(Data extracted from a collection)
>>>>

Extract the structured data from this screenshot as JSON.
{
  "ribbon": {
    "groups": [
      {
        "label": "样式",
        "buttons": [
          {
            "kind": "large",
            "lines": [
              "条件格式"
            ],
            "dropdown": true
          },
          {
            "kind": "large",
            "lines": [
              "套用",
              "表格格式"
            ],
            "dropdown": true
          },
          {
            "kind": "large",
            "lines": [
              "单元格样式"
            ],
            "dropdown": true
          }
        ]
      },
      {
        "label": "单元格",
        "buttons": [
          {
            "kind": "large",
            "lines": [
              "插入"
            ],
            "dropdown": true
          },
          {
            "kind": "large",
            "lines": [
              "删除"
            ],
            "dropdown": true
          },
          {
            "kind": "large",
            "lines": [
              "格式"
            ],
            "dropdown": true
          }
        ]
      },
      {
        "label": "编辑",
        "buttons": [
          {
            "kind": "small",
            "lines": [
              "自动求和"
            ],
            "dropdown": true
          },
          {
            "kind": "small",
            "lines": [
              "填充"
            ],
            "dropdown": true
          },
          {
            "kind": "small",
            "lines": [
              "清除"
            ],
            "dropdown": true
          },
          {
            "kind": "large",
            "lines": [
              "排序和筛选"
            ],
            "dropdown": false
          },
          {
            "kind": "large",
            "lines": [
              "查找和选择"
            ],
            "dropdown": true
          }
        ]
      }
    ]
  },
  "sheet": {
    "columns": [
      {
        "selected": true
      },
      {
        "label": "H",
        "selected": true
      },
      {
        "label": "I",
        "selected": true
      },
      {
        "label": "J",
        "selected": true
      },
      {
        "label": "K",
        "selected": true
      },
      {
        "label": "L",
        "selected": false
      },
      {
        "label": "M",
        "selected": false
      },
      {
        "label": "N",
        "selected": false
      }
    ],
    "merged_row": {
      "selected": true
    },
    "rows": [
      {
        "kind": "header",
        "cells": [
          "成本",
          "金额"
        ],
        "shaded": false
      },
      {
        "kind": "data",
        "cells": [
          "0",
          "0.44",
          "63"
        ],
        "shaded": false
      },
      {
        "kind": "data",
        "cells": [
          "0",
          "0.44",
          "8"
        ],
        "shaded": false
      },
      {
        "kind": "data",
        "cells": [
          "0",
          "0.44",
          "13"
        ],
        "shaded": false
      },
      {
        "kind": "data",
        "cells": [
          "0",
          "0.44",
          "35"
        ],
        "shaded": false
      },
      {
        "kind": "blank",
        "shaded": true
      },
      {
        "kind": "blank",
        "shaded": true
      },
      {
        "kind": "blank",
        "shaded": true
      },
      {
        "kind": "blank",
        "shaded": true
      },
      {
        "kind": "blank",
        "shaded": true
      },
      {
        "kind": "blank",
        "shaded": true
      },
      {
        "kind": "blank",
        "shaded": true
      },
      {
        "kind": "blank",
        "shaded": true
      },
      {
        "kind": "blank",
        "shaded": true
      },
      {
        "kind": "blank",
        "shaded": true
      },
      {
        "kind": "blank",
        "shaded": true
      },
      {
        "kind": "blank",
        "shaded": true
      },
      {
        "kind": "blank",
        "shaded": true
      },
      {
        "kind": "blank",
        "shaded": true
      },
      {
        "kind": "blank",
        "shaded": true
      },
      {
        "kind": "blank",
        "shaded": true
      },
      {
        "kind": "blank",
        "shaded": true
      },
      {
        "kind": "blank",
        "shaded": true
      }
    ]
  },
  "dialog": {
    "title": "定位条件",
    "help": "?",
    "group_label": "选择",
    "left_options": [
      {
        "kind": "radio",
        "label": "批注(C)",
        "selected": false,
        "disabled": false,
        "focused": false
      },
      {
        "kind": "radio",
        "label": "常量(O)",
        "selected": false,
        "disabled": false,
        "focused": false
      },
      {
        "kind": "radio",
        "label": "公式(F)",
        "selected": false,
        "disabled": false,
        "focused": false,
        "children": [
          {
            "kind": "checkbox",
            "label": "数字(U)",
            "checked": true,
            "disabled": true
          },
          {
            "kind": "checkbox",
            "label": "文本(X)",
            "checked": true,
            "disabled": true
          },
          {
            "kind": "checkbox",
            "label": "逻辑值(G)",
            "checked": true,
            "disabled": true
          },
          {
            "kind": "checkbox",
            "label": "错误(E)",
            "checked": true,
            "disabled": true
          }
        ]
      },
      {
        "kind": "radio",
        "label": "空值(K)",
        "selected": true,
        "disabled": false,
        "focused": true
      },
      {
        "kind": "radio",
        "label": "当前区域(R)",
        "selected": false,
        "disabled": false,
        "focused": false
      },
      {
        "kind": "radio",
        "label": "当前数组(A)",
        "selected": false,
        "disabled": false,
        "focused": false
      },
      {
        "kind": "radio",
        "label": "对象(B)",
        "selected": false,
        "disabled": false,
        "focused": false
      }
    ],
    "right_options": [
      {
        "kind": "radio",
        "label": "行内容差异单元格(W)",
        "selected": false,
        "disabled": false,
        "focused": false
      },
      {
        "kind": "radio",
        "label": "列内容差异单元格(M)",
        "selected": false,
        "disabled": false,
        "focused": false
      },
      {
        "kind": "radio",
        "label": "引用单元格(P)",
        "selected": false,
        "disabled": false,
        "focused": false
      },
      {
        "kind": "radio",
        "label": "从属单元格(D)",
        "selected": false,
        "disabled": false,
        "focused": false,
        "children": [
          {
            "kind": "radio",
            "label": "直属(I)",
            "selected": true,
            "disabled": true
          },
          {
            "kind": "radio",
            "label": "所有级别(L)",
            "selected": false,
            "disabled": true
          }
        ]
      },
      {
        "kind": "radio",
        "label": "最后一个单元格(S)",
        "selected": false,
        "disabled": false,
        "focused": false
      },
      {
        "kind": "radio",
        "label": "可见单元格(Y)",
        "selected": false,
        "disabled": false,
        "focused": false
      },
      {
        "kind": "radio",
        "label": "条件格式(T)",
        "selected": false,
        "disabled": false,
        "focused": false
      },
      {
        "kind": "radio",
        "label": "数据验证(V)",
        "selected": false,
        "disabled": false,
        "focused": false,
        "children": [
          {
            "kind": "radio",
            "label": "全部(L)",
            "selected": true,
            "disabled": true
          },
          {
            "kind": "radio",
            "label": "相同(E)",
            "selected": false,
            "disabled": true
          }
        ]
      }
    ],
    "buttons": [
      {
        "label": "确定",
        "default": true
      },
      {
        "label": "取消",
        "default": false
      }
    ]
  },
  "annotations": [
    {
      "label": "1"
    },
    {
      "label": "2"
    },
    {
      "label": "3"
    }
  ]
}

<<<<

### WORK TO BE COMPLETED
Type the material above out again, exactly.

### WRITTEN SOLUTION
Extract the structured data from this screenshot as JSON.
{
  "ribbon": {
    "groups": [
      {
        "label": "样式",
        "buttons": [
          {
            "kind": "large",
            "lines": [
              "条件格式"
            ],
            "dropdown": true
          },
          {
            "kind": "large",
            "lines": [
              "套用",
              "表格格式"
            ],
            "dropdown": true
          },
          {
            "kind": "large",
            "lines": [
              "单元格样式"
            ],
            "dropdown": true
          }
        ]
      },
      {
        "label": "单元格",
        "buttons": [
          {
            "kind": "large",
            "lines": [
              "插入"
            ],
            "dropdown": true
          },
          {
            "kind": "large",
            "lines": [
              "删除"
            ],
            "dropdown": true
          },
          {
            "kind": "large",
            "lines": [
              "格式"
            ],
            "dropdown": true
          }
        ]
      },
      {
        "label": "编辑",
        "buttons": [
          {
            "kind": "small",
            "lines": [
              "自动求和"
            ],
            "dropdown": true
          },
          {
            "kind": "small",
            "lines": [
              "填充"
            ],
            "dropdown": true
          },
          {
            "kind": "small",
            "lines": [
              "清除"
            ],
            "dropdown": true
          },
          {
            "kind": "large",
            "lines": [
              "排序和筛选"
            ],
            "dropdown": false
          },
          {
            "kind": "large",
            "lines": [
              "查找和选择"
            ],
            "dropdown": true
          }
        ]
      }
    ]
  },
  "sheet": {
    "columns": [
      {
        "selected": true
      },
      {
        "label": "H",
        "selected": true
      },
      {
        "label": "I",
        "selected": true
      },
      {
        "label": "J",
        "selected": true
      },
      {
        "label": "K",
        "selected": true
      },
      {
        "label": "L",
        "selected": false
      },
      {
        "label": "M",
        "selected": false
      },
      {
        "label": "N",
        "selected": false
      }
    ],
    "merged_row": {
      "selected": true
    },
    "rows": [
      {
        "kind": "header",
        "cells": [
          "成本",
          "金额"
        ],
        "shaded": false
      },
      {
        "kind": "data",
        "cells": [
          "0",
          "0.44",
          "63"
        ],
        "shaded": false
      },
      {
        "kind": "data",
        "cells": [
          "0",
          "0.44",
          "8"
        ],
        "shaded": false
      },
      {
        "kind": "data",
        "cells": [
          "0",
          "0.44",
          "13"
        ],
        "shaded": false
      },
      {
        "kind": "data",
        "cells": [
          "0",
          "0.44",
          "35"
        ],
        "shaded": false
      },
      {
        "kind": "blank",
        "shaded": true
      },
      {
        "kind": "blank",
        "shaded": true
      },
      {
        "kind": "blank",
        "shaded": true
      },
      {
        "kind": "blank",
        "shaded": true
      },
      {
        "kind": "blank",
        "shaded": true
      },
      {
        "kind": "blank",
        "shaded": true
      },
      {
        "kind": "blank",
        "shaded": true
      },
      {
        "kind": "blank",
        "shaded": true
      },
      {
        "kind": "blank",
        "shaded": true
      },
      {
        "kind": "blank",
        "shaded": true
      },
      {
        "kind": "blank",
        "shaded": true
      },
      {
        "kind": "blank",
        "shaded": true
      },
      {
        "kind": "blank",
        "shaded": true
      },
      {
        "kind": "blank",
        "shaded": true
      },
      {
        "kind": "blank",
        "shaded": true
      },
      {
        "kind": "blank",
        "shaded": true
      },
      {
        "kind": "blank",
        "shaded": true
      },
      {
        "kind": "blank",
        "shaded": true
      }
    ]
  },
  "dialog": {
    "title": "定位条件",
    "help": "?",
    "group_label": "选择",
    "left_options": [
      {
        "kind": "radio",
        "label": "批注(C)",
        "selected": false,
        "disabled": false,
        "focused": false
      },
      {
        "kind": "radio",
        "label": "常量(O)",
        "selected": false,
        "disabled": false,
        "focused": false
      },
      {
        "kind": "radio",
        "label": "公式(F)",
        "selected": false,
        "disabled": false,
        "focused": false,
        "children": [
          {
            "kind": "checkbox",
            "label": "数字(U)",
            "checked": true,
            "disabled": true
          },
          {
            "kind": "checkbox",
            "label": "文本(X)",
            "checked": true,
            "disabled": true
          },
          {
            "kind": "checkbox",
            "label": "逻辑值(G)",
            "checked": true,
            "disabled": true
          },
          {
            "kind": "checkbox",
            "label": "错误(E)",
            "checked": true,
            "disabled": true
          }
        ]
      },
      {
        "kind": "radio",
        "label": "空值(K)",
        "selected": true,
        "disabled": false,
        "focused": true
      },
      {
        "kind": "radio",
        "label": "当前区域(R)",
        "selected": false,
        "disabled": false,
        "focused": false
      },
      {
        "kind": "radio",
        "label": "当前数组(A)",
        "selected": false,
        "disabled": false,
        "focused": false
      },
      {
        "kind": "radio",
        "label": "对象(B)",
        "selected": false,
        "disabled": false,
        "focused": false
      }
    ],
    "right_options": [
      {
        "kind": "radio",
        "label": "行内容差异单元格(W)",
        "selected": false,
        "disabled": false,
        "focused": false
      },
      {
        "kind": "radio",
        "label": "列内容差异单元格(M)",
        "selected": false,
        "disabled": false,
        "focused": false
      },
      {
        "kind": "radio",
        "label": "引用单元格(P)",
        "selected": false,
        "disabled": false,
        "focused": false
      },
      {
        "kind": "radio",
        "label": "从属单元格(D)",
        "selected": false,
        "disabled": false,
        "focused": false,
        "children": [
          {
            "kind": "radio",
            "label": "直属(I)",
            "selected": true,
            "disabled": true
          },
          {
            "kind": "radio",
            "label": "所有级别(L)",
            "selected": false,
            "disabled": true
          }
        ]
      },
      {
        "kind": "radio",
        "label": "最后一个单元格(S)",
        "selected": false,
        "disabled": false,
        "focused": false
      },
      {
        "kind": "radio",
        "label": "可见单元格(Y)",
        "selected": false,
        "disabled": false,
        "focused": false
      },
      {
        "kind": "radio",
        "label": "条件格式(T)",
        "selected": false,
        "disabled": false,
        "focused": false
      },
      {
        "kind": "radio",
        "label": "数据验证(V)",
        "selected": false,
        "disabled": false,
        "focused": false,
        "children": [
          {
            "kind": "radio",
            "label": "全部(L)",
            "selected": true,
            "disabled": true
          },
          {
            "kind": "radio",
            "label": "相同(E)",
            "selected": false,
            "disabled": true
          }
        ]
      }
    ],
    "buttons": [
      {
        "label": "确定",
        "default": true
      },
      {
        "label": "取消",
        "default": false
      }
    ]
  },
  "annotations": [
    {
      "label": "1"
    },
    {
      "label": "2"
    },
    {
      "label": "3"
    }
  ]
}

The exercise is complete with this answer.